<<<<

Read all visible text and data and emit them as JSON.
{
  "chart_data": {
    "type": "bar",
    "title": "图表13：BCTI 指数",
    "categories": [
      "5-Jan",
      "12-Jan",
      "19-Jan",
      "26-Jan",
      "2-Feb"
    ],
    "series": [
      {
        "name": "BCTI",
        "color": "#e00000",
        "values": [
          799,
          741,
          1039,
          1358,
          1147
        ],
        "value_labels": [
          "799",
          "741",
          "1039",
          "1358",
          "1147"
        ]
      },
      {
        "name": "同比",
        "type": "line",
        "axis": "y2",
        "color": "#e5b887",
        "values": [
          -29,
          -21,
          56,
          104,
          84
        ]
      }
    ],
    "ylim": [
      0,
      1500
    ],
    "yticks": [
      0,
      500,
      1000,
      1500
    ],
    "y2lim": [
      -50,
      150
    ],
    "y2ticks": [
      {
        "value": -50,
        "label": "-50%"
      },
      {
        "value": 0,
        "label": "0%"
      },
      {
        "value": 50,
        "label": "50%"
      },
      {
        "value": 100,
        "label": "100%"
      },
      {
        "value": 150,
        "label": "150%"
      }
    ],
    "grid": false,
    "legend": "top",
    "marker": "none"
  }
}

>>>>

• [What to produce]:
Your task is to output the full set of records exactly as presented.

• [Task solution]:
Read all visible text and data and emit them as JSON.
{
  "chart_data": {
    "type": "bar",
    "title": "图表13：BCTI 指数",
    "categories": [
      "5-Jan",
      "12-Jan",
      "19-Jan",
      "26-Jan",
      "2-Feb"
    ],
    "series": [
      {
        "name": "BCTI",
        "color": "#e00000",
        "values": [
          799,
          741,
          1039,
          1358,
          1147
        ],
        "value_labels": [
          "799",
          "741",
          "1039",
          "1358",
          "1147"
        ]
      },
      {
        "name": "同比",
        "type": "line",
        "axis": "y2",
        "color": "#e5b887",
        "values": [
          -29,
          -21,
          56,
          104,
          84
        ]
      }
    ],
    "ylim": [
      0,
      1500
    ],
    "yticks": [
      0,
      500,
      1000,
      1500
    ],
    "y2lim": [
      -50,
      150
    ],
    "y2ticks": [
      {
        "value": -50,
        "label": "-50%"
      },
      {
        "value": 0,
        "label": "0%"
      },
      {
        "value": 50,
        "label": "50%"
      },
      {
        "value": 100,
        "label": "100%"
      },
      {
        "value": 150,
        "label": "150%"
      }
    ],
    "grid": false,
    "legend": "top",
    "marker": "none"
  }
}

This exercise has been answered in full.